[Exercise objective]
Pictures stay out of your copy, but everything else in the records below must be repeated exactly.

[Material for this task]
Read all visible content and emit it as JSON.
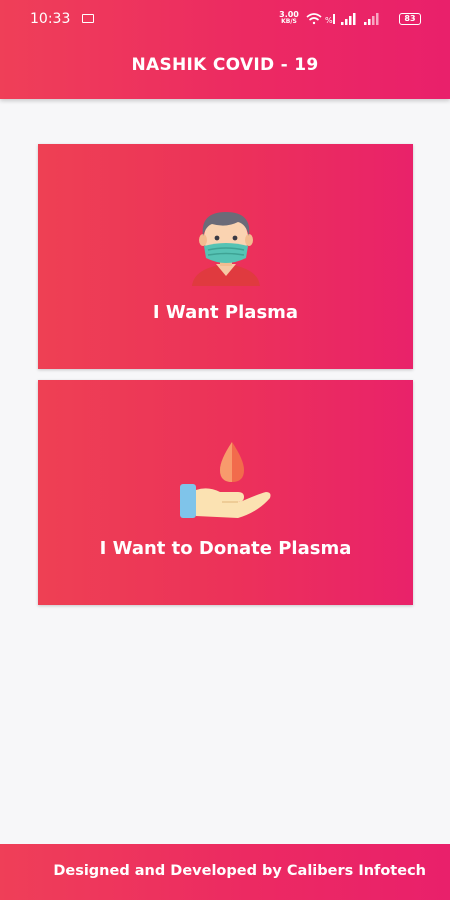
{
  "status_bar": {
    "time": "10:33",
    "speed_value": "3.00",
    "speed_unit": "KB/S",
    "battery": "83",
    "icons": [
      "screen-icon",
      "wifi-icon",
      "volte-icon",
      "signal-icon",
      "signal-icon",
      "battery-icon"
    ]
  },
  "header": {
    "title": "NASHIK COVID - 19"
  },
  "cards": [
    {
      "label": "I Want Plasma",
      "icon": "masked-person-icon"
    },
    {
      "label": "I Want to Donate Plasma",
      "icon": "blood-donation-hand-icon"
    }
  ],
  "footer": {
    "text": "Designed and Developed by Calibers Infotech"
  },
  "colors": {
    "primary": "#ec2a62",
    "primary_light": "#ef3f58",
    "background": "#f7f7f9"
  }
}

[Full output]
Read all visible content and emit it as JSON.
{
  "status_bar": {
    "time": "10:33",
    "speed_value": "3.00",
    "speed_unit": "KB/S",
    "battery": "83",
    "icons": [
      "screen-icon",
      "wifi-icon",
      "volte-icon",
      "signal-icon",
      "signal-icon",
      "battery-icon"
    ]
  },
  "header": {
    "title": "NASHIK COVID - 19"
  },
  "cards": [
    {
      "label": "I Want Plasma",
      "icon": "masked-person-icon"
    },
    {
      "label": "I Want to Donate Plasma",
      "icon": "blood-donation-hand-icon"
    }
  ],
  "footer": {
    "text": "Designed and Developed by Calibers Infotech"
  },
  "colors": {
    "primary": "#ec2a62",
    "primary_light": "#ef3f58",
    "background": "#f7f7f9"
  }
}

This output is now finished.